[Dataset records]
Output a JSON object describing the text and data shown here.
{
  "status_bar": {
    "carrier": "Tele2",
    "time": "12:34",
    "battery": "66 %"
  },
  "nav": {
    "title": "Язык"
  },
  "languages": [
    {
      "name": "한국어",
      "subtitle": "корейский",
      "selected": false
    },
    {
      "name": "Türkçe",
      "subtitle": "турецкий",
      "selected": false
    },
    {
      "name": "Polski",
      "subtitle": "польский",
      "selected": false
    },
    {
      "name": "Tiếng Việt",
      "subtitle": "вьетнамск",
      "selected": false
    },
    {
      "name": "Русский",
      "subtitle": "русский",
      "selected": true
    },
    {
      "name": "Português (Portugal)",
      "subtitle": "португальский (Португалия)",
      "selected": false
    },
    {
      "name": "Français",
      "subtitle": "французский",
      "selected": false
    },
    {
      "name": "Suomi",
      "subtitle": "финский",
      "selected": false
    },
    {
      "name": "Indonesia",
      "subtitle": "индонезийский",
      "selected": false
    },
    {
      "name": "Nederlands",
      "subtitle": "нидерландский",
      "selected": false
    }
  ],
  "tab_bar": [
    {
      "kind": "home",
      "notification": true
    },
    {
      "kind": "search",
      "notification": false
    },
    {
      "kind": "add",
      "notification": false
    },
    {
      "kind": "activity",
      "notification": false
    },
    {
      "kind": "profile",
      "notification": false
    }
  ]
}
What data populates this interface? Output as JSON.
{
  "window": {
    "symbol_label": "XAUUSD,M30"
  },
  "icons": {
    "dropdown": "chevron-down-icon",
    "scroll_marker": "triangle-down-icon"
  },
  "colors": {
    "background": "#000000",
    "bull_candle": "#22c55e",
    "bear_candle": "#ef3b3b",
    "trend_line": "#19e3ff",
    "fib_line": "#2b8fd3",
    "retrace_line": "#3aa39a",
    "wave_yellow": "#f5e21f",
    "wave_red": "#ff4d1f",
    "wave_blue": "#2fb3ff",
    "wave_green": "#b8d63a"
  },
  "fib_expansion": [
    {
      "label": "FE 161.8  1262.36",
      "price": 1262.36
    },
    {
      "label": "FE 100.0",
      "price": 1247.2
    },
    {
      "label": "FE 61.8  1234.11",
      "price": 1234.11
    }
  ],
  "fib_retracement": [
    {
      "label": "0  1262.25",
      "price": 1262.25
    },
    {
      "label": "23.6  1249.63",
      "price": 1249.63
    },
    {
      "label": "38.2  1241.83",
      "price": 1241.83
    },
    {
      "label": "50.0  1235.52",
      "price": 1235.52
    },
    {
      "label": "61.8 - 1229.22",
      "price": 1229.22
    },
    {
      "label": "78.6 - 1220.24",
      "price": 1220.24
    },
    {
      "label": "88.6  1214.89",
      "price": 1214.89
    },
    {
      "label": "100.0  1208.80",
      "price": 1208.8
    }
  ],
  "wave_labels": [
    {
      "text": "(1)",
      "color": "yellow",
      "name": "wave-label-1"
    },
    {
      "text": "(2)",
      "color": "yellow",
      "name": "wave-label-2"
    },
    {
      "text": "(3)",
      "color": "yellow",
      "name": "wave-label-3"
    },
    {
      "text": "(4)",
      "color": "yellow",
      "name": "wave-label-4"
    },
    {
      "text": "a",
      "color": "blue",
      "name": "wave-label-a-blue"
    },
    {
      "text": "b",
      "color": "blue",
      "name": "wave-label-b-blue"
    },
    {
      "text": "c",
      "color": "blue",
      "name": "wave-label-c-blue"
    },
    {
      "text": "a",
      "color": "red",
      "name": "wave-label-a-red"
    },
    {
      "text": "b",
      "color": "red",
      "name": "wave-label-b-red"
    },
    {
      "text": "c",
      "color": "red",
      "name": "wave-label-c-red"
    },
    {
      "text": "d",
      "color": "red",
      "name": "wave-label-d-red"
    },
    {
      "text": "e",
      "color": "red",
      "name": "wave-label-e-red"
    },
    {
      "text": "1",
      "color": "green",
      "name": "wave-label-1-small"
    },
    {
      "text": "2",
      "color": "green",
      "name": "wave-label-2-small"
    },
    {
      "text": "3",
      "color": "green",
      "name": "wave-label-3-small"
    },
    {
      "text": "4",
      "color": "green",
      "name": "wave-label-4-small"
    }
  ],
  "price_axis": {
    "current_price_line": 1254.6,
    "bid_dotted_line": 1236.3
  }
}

What needs to be done: Repeat every record exactly as written, please.

Solution for this task:
Output a JSON object describing the text and data shown here.
{
  "status_bar": {
    "carrier": "Tele2",
    "time": "12:34",
    "battery": "66 %"
  },
  "nav": {
    "title": "Язык"
  },
  "languages": [
    {
      "name": "한국어",
      "subtitle": "корейский",
      "selected": false
    },
    {
      "name": "Türkçe",
      "subtitle": "турецкий",
      "selected": false
    },
    {
      "name": "Polski",
      "subtitle": "польский",
      "selected": false
    },
    {
      "name": "Tiếng Việt",
      "subtitle": "вьетнамск",
      "selected": false
    },
    {
      "name": "Русский",
      "subtitle": "русский",
      "selected": true
    },
    {
      "name": "Português (Portugal)",
      "subtitle": "португальский (Португалия)",
      "selected": false
    },
    {
      "name": "Français",
      "subtitle": "французский",
      "selected": false
    },
    {
      "name": "Suomi",
      "subtitle": "финский",
      "selected": false
    },
    {
      "name": "Indonesia",
      "subtitle": "индонезийский",
      "selected": false
    },
    {
      "name": "Nederlands",
      "subtitle": "нидерландский",
      "selected": false
    }
  ],
  "tab_bar": [
    {
      "kind": "home",
      "notification": true
    },
    {
      "kind": "search",
      "notification": false
    },
    {
      "kind": "add",
      "notification": false
    },
    {
      "kind": "activity",
      "notification": false
    },
    {
      "kind": "profile",
      "notification": false
    }
  ]
}
What data populates this interface? Output as JSON.
{
  "window": {
    "symbol_label": "XAUUSD,M30"
  },
  "icons": {
    "dropdown": "chevron-down-icon",
    "scroll_marker": "triangle-down-icon"
  },
  "colors": {
    "background": "#000000",
    "bull_candle": "#22c55e",
    "bear_candle": "#ef3b3b",
    "trend_line": "#19e3ff",
    "fib_line": "#2b8fd3",
    "retrace_line": "#3aa39a",
    "wave_yellow": "#f5e21f",
    "wave_red": "#ff4d1f",
    "wave_blue": "#2fb3ff",
    "wave_green": "#b8d63a"
  },
  "fib_expansion": [
    {
      "label": "FE 161.8  1262.36",
      "price": 1262.36
    },
    {
      "label": "FE 100.0",
      "price": 1247.2
    },
    {
      "label": "FE 61.8  1234.11",
      "price": 1234.11
    }
  ],
  "fib_retracement": [
    {
      "label": "0  1262.25",
      "price": 1262.25
    },
    {
      "label": "23.6  1249.63",
      "price": 1249.63
    },
    {
      "label": "38.2  1241.83",
      "price": 1241.83
    },
    {
      "label": "50.0  1235.52",
      "price": 1235.52
    },
    {
      "label": "61.8 - 1229.22",
      "price": 1229.22
    },
    {
      "label": "78.6 - 1220.24",
      "price": 1220.24
    },
    {
      "label": "88.6  1214.89",
      "price": 1214.89
    },
    {
      "label": "100.0  1208.80",
      "price": 1208.8
    }
  ],
  "wave_labels": [
    {
      "text": "(1)",
      "color": "yellow",
      "name": "wave-label-1"
    },
    {
      "text": "(2)",
      "color": "yellow",
      "name": "wave-label-2"
    },
    {
      "text": "(3)",
      "color": "yellow",
      "name": "wave-label-3"
    },
    {
      "text": "(4)",
      "color": "yellow",
      "name": "wave-label-4"
    },
    {
      "text": "a",
      "color": "blue",
      "name": "wave-label-a-blue"
    },
    {
      "text": "b",
      "color": "blue",
      "name": "wave-label-b-blue"
    },
    {
      "text": "c",
      "color": "blue",
      "name": "wave-label-c-blue"
    },
    {
      "text": "a",
      "color": "red",
      "name": "wave-label-a-red"
    },
    {
      "text": "b",
      "color": "red",
      "name": "wave-label-b-red"
    },
    {
      "text": "c",
      "color": "red",
      "name": "wave-label-c-red"
    },
    {
      "text": "d",
      "color": "red",
      "name": "wave-label-d-red"
    },
    {
      "text": "e",
      "color": "red",
      "name": "wave-label-e-red"
    },
    {
      "text": "1",
      "color": "green",
      "name": "wave-label-1-small"
    },
    {
      "text": "2",
      "color": "green",
      "name": "wave-label-2-small"
    },
    {
      "text": "3",
      "color": "green",
      "name": "wave-label-3-small"
    },
    {
      "text": "4",
      "color": "green",
      "name": "wave-label-4-small"
    }
  ],
  "price_axis": {
    "current_price_line": 1254.6,
    "bid_dotted_line": 1236.3
  }
}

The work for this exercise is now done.